* **Task directions**: Give back the entire listing verbatim.

* **Input for this task**:
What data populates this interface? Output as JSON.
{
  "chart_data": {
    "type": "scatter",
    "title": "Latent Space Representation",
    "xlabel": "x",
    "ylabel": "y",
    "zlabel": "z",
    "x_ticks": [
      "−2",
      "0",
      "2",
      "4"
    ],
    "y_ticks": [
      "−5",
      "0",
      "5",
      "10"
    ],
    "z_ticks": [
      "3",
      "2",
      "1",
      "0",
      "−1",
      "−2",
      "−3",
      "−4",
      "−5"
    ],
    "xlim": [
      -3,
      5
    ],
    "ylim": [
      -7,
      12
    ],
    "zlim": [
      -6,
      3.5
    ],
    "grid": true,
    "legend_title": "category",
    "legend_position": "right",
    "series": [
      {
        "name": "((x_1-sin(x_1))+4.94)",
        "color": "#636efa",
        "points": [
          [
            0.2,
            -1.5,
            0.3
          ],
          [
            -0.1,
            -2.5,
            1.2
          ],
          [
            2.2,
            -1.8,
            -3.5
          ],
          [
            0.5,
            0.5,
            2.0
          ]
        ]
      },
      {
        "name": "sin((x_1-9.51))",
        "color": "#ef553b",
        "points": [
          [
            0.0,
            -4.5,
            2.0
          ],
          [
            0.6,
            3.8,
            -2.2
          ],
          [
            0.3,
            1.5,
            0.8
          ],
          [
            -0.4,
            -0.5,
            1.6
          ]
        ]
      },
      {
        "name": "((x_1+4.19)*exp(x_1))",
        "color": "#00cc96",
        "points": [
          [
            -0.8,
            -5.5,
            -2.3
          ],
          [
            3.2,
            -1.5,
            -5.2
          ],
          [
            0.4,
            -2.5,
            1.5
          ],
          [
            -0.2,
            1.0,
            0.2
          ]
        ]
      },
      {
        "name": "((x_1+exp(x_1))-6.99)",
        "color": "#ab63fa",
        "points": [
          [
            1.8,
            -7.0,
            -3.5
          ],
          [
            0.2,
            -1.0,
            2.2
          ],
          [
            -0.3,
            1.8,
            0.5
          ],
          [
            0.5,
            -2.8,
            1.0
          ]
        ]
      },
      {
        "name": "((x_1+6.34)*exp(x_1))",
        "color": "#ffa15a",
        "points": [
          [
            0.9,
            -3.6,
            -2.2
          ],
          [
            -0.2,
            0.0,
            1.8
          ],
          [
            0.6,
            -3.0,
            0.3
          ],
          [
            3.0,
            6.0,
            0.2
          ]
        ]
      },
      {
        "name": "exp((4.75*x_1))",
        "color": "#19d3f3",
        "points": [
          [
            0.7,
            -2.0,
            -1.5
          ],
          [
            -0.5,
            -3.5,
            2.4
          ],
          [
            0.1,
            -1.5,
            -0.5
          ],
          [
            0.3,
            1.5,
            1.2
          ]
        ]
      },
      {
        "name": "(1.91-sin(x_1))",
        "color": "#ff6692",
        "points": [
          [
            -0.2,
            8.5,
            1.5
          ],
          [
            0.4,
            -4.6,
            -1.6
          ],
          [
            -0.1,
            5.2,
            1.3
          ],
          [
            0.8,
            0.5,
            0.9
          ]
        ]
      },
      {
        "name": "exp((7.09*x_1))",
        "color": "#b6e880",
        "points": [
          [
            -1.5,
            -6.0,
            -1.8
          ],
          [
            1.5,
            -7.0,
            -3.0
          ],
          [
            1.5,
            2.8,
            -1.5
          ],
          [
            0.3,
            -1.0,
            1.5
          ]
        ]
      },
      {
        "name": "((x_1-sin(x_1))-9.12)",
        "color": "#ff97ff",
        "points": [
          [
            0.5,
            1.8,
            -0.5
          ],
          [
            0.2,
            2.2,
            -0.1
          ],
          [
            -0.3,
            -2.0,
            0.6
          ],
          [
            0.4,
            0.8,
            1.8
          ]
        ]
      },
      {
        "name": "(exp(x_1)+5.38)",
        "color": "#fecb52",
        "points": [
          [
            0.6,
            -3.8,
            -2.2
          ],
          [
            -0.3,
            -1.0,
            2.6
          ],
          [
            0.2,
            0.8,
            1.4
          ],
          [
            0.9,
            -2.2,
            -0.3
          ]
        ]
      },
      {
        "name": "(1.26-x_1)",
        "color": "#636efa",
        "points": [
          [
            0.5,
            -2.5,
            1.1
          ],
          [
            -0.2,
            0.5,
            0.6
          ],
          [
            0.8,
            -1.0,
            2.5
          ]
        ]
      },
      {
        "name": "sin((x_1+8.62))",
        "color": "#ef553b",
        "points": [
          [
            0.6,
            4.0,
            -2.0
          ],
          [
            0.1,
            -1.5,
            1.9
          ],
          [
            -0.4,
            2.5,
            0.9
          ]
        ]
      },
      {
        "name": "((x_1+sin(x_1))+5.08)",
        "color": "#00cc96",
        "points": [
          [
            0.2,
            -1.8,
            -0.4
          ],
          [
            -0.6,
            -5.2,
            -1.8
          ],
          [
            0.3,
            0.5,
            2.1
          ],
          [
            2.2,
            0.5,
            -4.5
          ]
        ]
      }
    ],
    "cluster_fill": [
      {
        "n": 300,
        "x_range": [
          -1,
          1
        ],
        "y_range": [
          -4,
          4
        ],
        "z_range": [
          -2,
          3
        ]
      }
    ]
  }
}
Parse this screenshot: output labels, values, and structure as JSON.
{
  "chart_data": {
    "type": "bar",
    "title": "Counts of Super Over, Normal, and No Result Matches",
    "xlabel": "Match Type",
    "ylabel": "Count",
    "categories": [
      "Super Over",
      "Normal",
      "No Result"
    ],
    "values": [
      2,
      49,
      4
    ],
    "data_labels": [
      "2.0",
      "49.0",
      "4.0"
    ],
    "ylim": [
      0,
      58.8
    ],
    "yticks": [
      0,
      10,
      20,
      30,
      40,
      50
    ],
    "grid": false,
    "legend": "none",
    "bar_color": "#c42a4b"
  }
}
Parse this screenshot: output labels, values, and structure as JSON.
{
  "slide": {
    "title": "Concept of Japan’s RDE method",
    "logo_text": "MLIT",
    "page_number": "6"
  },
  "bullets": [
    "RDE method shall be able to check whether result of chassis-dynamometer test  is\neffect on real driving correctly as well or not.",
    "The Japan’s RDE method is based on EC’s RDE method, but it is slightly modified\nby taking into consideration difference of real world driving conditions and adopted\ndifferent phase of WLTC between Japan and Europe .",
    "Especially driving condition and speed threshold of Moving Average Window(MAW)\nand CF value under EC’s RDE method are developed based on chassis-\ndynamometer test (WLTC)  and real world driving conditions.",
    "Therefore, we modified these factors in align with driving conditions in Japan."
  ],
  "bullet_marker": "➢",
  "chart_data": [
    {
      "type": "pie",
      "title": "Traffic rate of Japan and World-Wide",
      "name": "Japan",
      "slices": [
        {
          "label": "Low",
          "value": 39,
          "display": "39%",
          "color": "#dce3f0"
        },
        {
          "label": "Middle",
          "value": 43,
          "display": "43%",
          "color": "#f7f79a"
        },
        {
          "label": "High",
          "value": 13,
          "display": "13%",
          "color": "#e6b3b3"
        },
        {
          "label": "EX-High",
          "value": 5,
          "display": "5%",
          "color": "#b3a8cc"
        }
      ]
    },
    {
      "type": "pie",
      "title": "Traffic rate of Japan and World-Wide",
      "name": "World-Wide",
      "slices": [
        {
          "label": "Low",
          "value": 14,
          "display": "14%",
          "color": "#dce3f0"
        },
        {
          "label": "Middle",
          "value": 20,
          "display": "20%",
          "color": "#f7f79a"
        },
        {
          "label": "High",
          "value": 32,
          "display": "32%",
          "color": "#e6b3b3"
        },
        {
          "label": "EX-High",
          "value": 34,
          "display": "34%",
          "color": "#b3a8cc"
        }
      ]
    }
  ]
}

* **Completed task**:
What data populates this interface? Output as JSON.
{
  "chart_data": {
    "type": "scatter",
    "title": "Latent Space Representation",
    "xlabel": "x",
    "ylabel": "y",
    "zlabel": "z",
    "x_ticks": [
      "−2",
      "0",
      "2",
      "4"
    ],
    "y_ticks": [
      "−5",
      "0",
      "5",
      "10"
    ],
    "z_ticks": [
      "3",
      "2",
      "1",
      "0",
      "−1",
      "−2",
      "−3",
      "−4",
      "−5"
    ],
    "xlim": [
      -3,
      5
    ],
    "ylim": [
      -7,
      12
    ],
    "zlim": [
      -6,
      3.5
    ],
    "grid": true,
    "legend_title": "category",
    "legend_position": "right",
    "series": [
      {
        "name": "((x_1-sin(x_1))+4.94)",
        "color": "#636efa",
        "points": [
          [
            0.2,
            -1.5,
            0.3
          ],
          [
            -0.1,
            -2.5,
            1.2
          ],
          [
            2.2,
            -1.8,
            -3.5
          ],
          [
            0.5,
            0.5,
            2.0
          ]
        ]
      },
      {
        "name": "sin((x_1-9.51))",
        "color": "#ef553b",
        "points": [
          [
            0.0,
            -4.5,
            2.0
          ],
          [
            0.6,
            3.8,
            -2.2
          ],
          [
            0.3,
            1.5,
            0.8
          ],
          [
            -0.4,
            -0.5,
            1.6
          ]
        ]
      },
      {
        "name": "((x_1+4.19)*exp(x_1))",
        "color": "#00cc96",
        "points": [
          [
            -0.8,
            -5.5,
            -2.3
          ],
          [
            3.2,
            -1.5,
            -5.2
          ],
          [
            0.4,
            -2.5,
            1.5
          ],
          [
            -0.2,
            1.0,
            0.2
          ]
        ]
      },
      {
        "name": "((x_1+exp(x_1))-6.99)",
        "color": "#ab63fa",
        "points": [
          [
            1.8,
            -7.0,
            -3.5
          ],
          [
            0.2,
            -1.0,
            2.2
          ],
          [
            -0.3,
            1.8,
            0.5
          ],
          [
            0.5,
            -2.8,
            1.0
          ]
        ]
      },
      {
        "name": "((x_1+6.34)*exp(x_1))",
        "color": "#ffa15a",
        "points": [
          [
            0.9,
            -3.6,
            -2.2
          ],
          [
            -0.2,
            0.0,
            1.8
          ],
          [
            0.6,
            -3.0,
            0.3
          ],
          [
            3.0,
            6.0,
            0.2
          ]
        ]
      },
      {
        "name": "exp((4.75*x_1))",
        "color": "#19d3f3",
        "points": [
          [
            0.7,
            -2.0,
            -1.5
          ],
          [
            -0.5,
            -3.5,
            2.4
          ],
          [
            0.1,
            -1.5,
            -0.5
          ],
          [
            0.3,
            1.5,
            1.2
          ]
        ]
      },
      {
        "name": "(1.91-sin(x_1))",
        "color": "#ff6692",
        "points": [
          [
            -0.2,
            8.5,
            1.5
          ],
          [
            0.4,
            -4.6,
            -1.6
          ],
          [
            -0.1,
            5.2,
            1.3
          ],
          [
            0.8,
            0.5,
            0.9
          ]
        ]
      },
      {
        "name": "exp((7.09*x_1))",
        "color": "#b6e880",
        "points": [
          [
            -1.5,
            -6.0,
            -1.8
          ],
          [
            1.5,
            -7.0,
            -3.0
          ],
          [
            1.5,
            2.8,
            -1.5
          ],
          [
            0.3,
            -1.0,
            1.5
          ]
        ]
      },
      {
        "name": "((x_1-sin(x_1))-9.12)",
        "color": "#ff97ff",
        "points": [
          [
            0.5,
            1.8,
            -0.5
          ],
          [
            0.2,
            2.2,
            -0.1
          ],
          [
            -0.3,
            -2.0,
            0.6
          ],
          [
            0.4,
            0.8,
            1.8
          ]
        ]
      },
      {
        "name": "(exp(x_1)+5.38)",
        "color": "#fecb52",
        "points": [
          [
            0.6,
            -3.8,
            -2.2
          ],
          [
            -0.3,
            -1.0,
            2.6
          ],
          [
            0.2,
            0.8,
            1.4
          ],
          [
            0.9,
            -2.2,
            -0.3
          ]
        ]
      },
      {
        "name": "(1.26-x_1)",
        "color": "#636efa",
        "points": [
          [
            0.5,
            -2.5,
            1.1
          ],
          [
            -0.2,
            0.5,
            0.6
          ],
          [
            0.8,
            -1.0,
            2.5
          ]
        ]
      },
      {
        "name": "sin((x_1+8.62))",
        "color": "#ef553b",
        "points": [
          [
            0.6,
            4.0,
            -2.0
          ],
          [
            0.1,
            -1.5,
            1.9
          ],
          [
            -0.4,
            2.5,
            0.9
          ]
        ]
      },
      {
        "name": "((x_1+sin(x_1))+5.08)",
        "color": "#00cc96",
        "points": [
          [
            0.2,
            -1.8,
            -0.4
          ],
          [
            -0.6,
            -5.2,
            -1.8
          ],
          [
            0.3,
            0.5,
            2.1
          ],
          [
            2.2,
            0.5,
            -4.5
          ]
        ]
      }
    ],
    "cluster_fill": [
      {
        "n": 300,
        "x_range": [
          -1,
          1
        ],
        "y_range": [
          -4,
          4
        ],
        "z_range": [
          -2,
          3
        ]
      }
    ]
  }
}
Parse this screenshot: output labels, values, and structure as JSON.
{
  "chart_data": {
    "type": "bar",
    "title": "Counts of Super Over, Normal, and No Result Matches",
    "xlabel": "Match Type",
    "ylabel": "Count",
    "categories": [
      "Super Over",
      "Normal",
      "No Result"
    ],
    "values": [
      2,
      49,
      4
    ],
    "data_labels": [
      "2.0",
      "49.0",
      "4.0"
    ],
    "ylim": [
      0,
      58.8
    ],
    "yticks": [
      0,
      10,
      20,
      30,
      40,
      50
    ],
    "grid": false,
    "legend": "none",
    "bar_color": "#c42a4b"
  }
}
Parse this screenshot: output labels, values, and structure as JSON.
{
  "slide": {
    "title": "Concept of Japan’s RDE method",
    "logo_text": "MLIT",
    "page_number": "6"
  },
  "bullets": [
    "RDE method shall be able to check whether result of chassis-dynamometer test  is\neffect on real driving correctly as well or not.",
    "The Japan’s RDE method is based on EC’s RDE method, but it is slightly modified\nby taking into consideration difference of real world driving conditions and adopted\ndifferent phase of WLTC between Japan and Europe .",
    "Especially driving condition and speed threshold of Moving Average Window(MAW)\nand CF value under EC’s RDE method are developed based on chassis-\ndynamometer test (WLTC)  and real world driving conditions.",
    "Therefore, we modified these factors in align with driving conditions in Japan."
  ],
  "bullet_marker": "➢",
  "chart_data": [
    {
      "type": "pie",
      "title": "Traffic rate of Japan and World-Wide",
      "name": "Japan",
      "slices": [
        {
          "label": "Low",
          "value": 39,
          "display": "39%",
          "color": "#dce3f0"
        },
        {
          "label": "Middle",
          "value": 43,
          "display": "43%",
          "color": "#f7f79a"
        },
        {
          "label": "High",
          "value": 13,
          "display": "13%",
          "color": "#e6b3b3"
        },
        {
          "label": "EX-High",
          "value": 5,
          "display": "5%",
          "color": "#b3a8cc"
        }
      ]
    },
    {
      "type": "pie",
      "title": "Traffic rate of Japan and World-Wide",
      "name": "World-Wide",
      "slices": [
        {
          "label": "Low",
          "value": 14,
          "display": "14%",
          "color": "#dce3f0"
        },
        {
          "label": "Middle",
          "value": 20,
          "display": "20%",
          "color": "#f7f79a"
        },
        {
          "label": "High",
          "value": 32,
          "display": "32%",
          "color": "#e6b3b3"
        },
        {
          "label": "EX-High",
          "value": 34,
          "display": "34%",
          "color": "#b3a8cc"
        }
      ]
    }
  ]
}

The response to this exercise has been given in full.